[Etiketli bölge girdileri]

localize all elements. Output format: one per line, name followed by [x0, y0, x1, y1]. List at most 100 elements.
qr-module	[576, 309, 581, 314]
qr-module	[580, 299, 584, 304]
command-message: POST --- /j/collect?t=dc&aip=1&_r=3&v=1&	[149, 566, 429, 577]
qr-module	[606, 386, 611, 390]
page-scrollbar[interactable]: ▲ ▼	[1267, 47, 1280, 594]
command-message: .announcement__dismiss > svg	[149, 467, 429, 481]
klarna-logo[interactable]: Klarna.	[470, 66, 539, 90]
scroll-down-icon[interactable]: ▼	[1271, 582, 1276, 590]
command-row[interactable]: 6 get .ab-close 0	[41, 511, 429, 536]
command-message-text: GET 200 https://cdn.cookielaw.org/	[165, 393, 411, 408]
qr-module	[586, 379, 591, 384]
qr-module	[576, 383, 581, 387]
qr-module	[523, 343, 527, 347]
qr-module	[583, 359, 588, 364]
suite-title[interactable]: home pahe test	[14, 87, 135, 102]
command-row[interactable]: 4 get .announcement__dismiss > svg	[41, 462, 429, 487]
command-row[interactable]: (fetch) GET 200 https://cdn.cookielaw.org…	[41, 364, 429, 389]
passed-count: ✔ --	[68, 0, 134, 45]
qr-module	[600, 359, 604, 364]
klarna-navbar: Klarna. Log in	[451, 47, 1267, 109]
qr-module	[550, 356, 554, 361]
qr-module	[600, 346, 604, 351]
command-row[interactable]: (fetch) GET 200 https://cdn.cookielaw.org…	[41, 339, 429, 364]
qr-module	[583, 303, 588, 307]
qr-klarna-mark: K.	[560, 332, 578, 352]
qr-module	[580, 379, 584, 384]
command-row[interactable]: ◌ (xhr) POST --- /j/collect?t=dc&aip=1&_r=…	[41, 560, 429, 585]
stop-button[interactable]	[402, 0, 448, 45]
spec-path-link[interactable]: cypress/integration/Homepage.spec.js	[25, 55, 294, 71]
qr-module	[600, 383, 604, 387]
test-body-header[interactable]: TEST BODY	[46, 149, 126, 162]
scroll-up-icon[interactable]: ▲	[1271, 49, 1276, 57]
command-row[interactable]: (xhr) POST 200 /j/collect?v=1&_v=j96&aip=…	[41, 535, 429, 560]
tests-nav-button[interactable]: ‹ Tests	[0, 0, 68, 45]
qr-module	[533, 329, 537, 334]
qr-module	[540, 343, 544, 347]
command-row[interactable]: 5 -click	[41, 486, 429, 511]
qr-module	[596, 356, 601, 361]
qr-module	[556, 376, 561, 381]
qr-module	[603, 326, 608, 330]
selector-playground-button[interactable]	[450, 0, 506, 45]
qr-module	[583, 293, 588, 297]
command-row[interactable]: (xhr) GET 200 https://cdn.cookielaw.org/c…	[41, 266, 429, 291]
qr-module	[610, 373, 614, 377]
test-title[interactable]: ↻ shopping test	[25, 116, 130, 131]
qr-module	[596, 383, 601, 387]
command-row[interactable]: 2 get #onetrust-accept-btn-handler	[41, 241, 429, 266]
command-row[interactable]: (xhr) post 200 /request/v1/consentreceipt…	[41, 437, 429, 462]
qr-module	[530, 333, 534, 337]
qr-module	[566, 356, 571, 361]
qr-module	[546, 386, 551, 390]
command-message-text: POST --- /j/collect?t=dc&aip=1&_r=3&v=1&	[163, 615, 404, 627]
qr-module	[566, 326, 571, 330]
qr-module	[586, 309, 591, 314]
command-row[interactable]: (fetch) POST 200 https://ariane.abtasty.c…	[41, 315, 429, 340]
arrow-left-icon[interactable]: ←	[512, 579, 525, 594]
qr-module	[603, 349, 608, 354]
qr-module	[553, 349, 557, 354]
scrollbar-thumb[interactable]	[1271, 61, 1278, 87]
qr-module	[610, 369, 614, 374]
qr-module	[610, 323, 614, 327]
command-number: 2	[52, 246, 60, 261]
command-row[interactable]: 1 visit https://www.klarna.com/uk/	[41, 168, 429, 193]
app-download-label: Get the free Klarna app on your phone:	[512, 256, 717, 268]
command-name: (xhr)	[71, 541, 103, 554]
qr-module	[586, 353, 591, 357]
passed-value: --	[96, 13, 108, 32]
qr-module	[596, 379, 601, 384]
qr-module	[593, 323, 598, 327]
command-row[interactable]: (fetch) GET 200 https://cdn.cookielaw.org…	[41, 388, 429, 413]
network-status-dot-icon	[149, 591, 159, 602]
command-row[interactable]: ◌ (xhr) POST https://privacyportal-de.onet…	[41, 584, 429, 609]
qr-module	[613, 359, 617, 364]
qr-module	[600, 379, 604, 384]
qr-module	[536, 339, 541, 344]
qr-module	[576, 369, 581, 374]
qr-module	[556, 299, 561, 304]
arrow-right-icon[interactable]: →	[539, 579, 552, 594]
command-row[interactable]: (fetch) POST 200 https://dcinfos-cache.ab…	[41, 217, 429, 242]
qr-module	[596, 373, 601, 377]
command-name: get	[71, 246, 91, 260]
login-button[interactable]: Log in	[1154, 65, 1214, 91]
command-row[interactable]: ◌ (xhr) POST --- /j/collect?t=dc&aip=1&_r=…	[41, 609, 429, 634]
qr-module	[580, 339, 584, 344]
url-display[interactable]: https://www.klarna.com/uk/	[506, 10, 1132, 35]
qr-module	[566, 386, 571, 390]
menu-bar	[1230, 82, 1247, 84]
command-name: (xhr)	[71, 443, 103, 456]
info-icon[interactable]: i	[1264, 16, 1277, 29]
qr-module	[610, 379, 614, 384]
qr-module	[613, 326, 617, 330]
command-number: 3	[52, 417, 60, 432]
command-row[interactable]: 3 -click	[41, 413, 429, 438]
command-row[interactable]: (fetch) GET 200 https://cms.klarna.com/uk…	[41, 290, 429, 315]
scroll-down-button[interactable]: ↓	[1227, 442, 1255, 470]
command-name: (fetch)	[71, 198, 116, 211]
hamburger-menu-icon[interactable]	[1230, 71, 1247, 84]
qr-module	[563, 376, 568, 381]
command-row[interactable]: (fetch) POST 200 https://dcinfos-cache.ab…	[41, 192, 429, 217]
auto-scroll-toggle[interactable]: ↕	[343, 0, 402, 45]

(Alıştırma yönergesi): Satırlardaki her "qr-module" ifadesini "qr-dot" ile değiştirerek bu satırları güncelleyin ve geri kalan her şeyi aynen koruyun.

(Problemin çözümü):
localize all elements. Output format: one per line, name followed by [x0, y0, x1, y1]. List at most 100 elements.
qr-dot	[576, 309, 581, 314]
qr-dot	[580, 299, 584, 304]
command-message: POST --- /j/collect?t=dc&aip=1&_r=3&v=1&	[149, 566, 429, 577]
qr-dot	[606, 386, 611, 390]
page-scrollbar[interactable]: ▲ ▼	[1267, 47, 1280, 594]
command-message: .announcement__dismiss > svg	[149, 467, 429, 481]
klarna-logo[interactable]: Klarna.	[470, 66, 539, 90]
scroll-down-icon[interactable]: ▼	[1271, 582, 1276, 590]
command-row[interactable]: 6 get .ab-close 0	[41, 511, 429, 536]
command-message-text: GET 200 https://cdn.cookielaw.org/	[165, 393, 411, 408]
qr-dot	[586, 379, 591, 384]
qr-dot	[576, 383, 581, 387]
qr-dot	[523, 343, 527, 347]
qr-dot	[583, 359, 588, 364]
suite-title[interactable]: home pahe test	[14, 87, 135, 102]
command-row[interactable]: 4 get .announcement__dismiss > svg	[41, 462, 429, 487]
command-row[interactable]: (fetch) GET 200 https://cdn.cookielaw.org…	[41, 364, 429, 389]
passed-count: ✔ --	[68, 0, 134, 45]
qr-dot	[600, 359, 604, 364]
klarna-navbar: Klarna. Log in	[451, 47, 1267, 109]
qr-dot	[550, 356, 554, 361]
qr-dot	[600, 346, 604, 351]
command-row[interactable]: (fetch) GET 200 https://cdn.cookielaw.org…	[41, 339, 429, 364]
qr-dot	[583, 303, 588, 307]
qr-klarna-mark: K.	[560, 332, 578, 352]
qr-dot	[580, 379, 584, 384]
command-row[interactable]: ◌ (xhr) POST --- /j/collect?t=dc&aip=1&_r=…	[41, 560, 429, 585]
stop-button[interactable]	[402, 0, 448, 45]
spec-path-link[interactable]: cypress/integration/Homepage.spec.js	[25, 55, 294, 71]
qr-dot	[600, 383, 604, 387]
test-body-header[interactable]: TEST BODY	[46, 149, 126, 162]
scroll-up-icon[interactable]: ▲	[1271, 49, 1276, 57]
command-row[interactable]: (xhr) POST 200 /j/collect?v=1&_v=j96&aip=…	[41, 535, 429, 560]
tests-nav-button[interactable]: ‹ Tests	[0, 0, 68, 45]
qr-dot	[533, 329, 537, 334]
qr-dot	[540, 343, 544, 347]
command-row[interactable]: 5 -click	[41, 486, 429, 511]
qr-dot	[596, 356, 601, 361]
qr-dot	[556, 376, 561, 381]
qr-dot	[603, 326, 608, 330]
selector-playground-button[interactable]	[450, 0, 506, 45]
qr-dot	[583, 293, 588, 297]
command-row[interactable]: (xhr) GET 200 https://cdn.cookielaw.org/c…	[41, 266, 429, 291]
qr-dot	[610, 373, 614, 377]
test-title[interactable]: ↻ shopping test	[25, 116, 130, 131]
qr-dot	[596, 383, 601, 387]
command-row[interactable]: 2 get #onetrust-accept-btn-handler	[41, 241, 429, 266]
command-row[interactable]: (xhr) post 200 /request/v1/consentreceipt…	[41, 437, 429, 462]
qr-dot	[530, 333, 534, 337]
qr-dot	[566, 356, 571, 361]
qr-dot	[546, 386, 551, 390]
command-message-text: POST --- /j/collect?t=dc&aip=1&_r=3&v=1&	[163, 615, 404, 627]
qr-dot	[566, 326, 571, 330]
qr-dot	[586, 309, 591, 314]
command-row[interactable]: (fetch) POST 200 https://ariane.abtasty.c…	[41, 315, 429, 340]
arrow-left-icon[interactable]: ←	[512, 579, 525, 594]
qr-dot	[603, 349, 608, 354]
qr-dot	[553, 349, 557, 354]
scrollbar-thumb[interactable]	[1271, 61, 1278, 87]
qr-dot	[610, 369, 614, 374]
qr-dot	[610, 323, 614, 327]
command-number: 2	[52, 246, 60, 261]
command-row[interactable]: 1 visit https://www.klarna.com/uk/	[41, 168, 429, 193]
app-download-label: Get the free Klarna app on your phone:	[512, 256, 717, 268]
command-name: (xhr)	[71, 541, 103, 554]
qr-dot	[586, 353, 591, 357]
passed-value: --	[96, 13, 108, 32]
qr-dot	[596, 379, 601, 384]
qr-dot	[593, 323, 598, 327]
command-row[interactable]: (fetch) GET 200 https://cdn.cookielaw.org…	[41, 388, 429, 413]
network-status-dot-icon	[149, 591, 159, 602]
command-row[interactable]: ◌ (xhr) POST https://privacyportal-de.onet…	[41, 584, 429, 609]
qr-dot	[613, 359, 617, 364]
qr-dot	[600, 379, 604, 384]
qr-dot	[536, 339, 541, 344]
qr-dot	[576, 369, 581, 374]
qr-dot	[556, 299, 561, 304]
arrow-right-icon[interactable]: →	[539, 579, 552, 594]
command-row[interactable]: (fetch) POST 200 https://dcinfos-cache.ab…	[41, 217, 429, 242]
qr-dot	[596, 373, 601, 377]
command-name: get	[71, 246, 91, 260]
login-button[interactable]: Log in	[1154, 65, 1214, 91]
command-row[interactable]: ◌ (xhr) POST --- /j/collect?t=dc&aip=1&_r=…	[41, 609, 429, 634]
qr-dot	[580, 339, 584, 344]
url-display[interactable]: https://www.klarna.com/uk/	[506, 10, 1132, 35]
qr-dot	[566, 386, 571, 390]
menu-bar	[1230, 82, 1247, 84]
command-name: (xhr)	[71, 443, 103, 456]
info-icon[interactable]: i	[1264, 16, 1277, 29]
qr-dot	[610, 379, 614, 384]
qr-dot	[613, 326, 617, 330]
command-number: 3	[52, 417, 60, 432]
command-row[interactable]: 3 -click	[41, 413, 429, 438]
command-row[interactable]: (fetch) GET 200 https://cms.klarna.com/uk…	[41, 290, 429, 315]
scroll-down-button[interactable]: ↓	[1227, 442, 1255, 470]
command-name: (fetch)	[71, 198, 116, 211]
hamburger-menu-icon[interactable]	[1230, 71, 1247, 84]
qr-dot	[563, 376, 568, 381]
command-row[interactable]: (fetch) POST 200 https://dcinfos-cache.ab…	[41, 192, 429, 217]
auto-scroll-toggle[interactable]: ↕	[343, 0, 402, 45]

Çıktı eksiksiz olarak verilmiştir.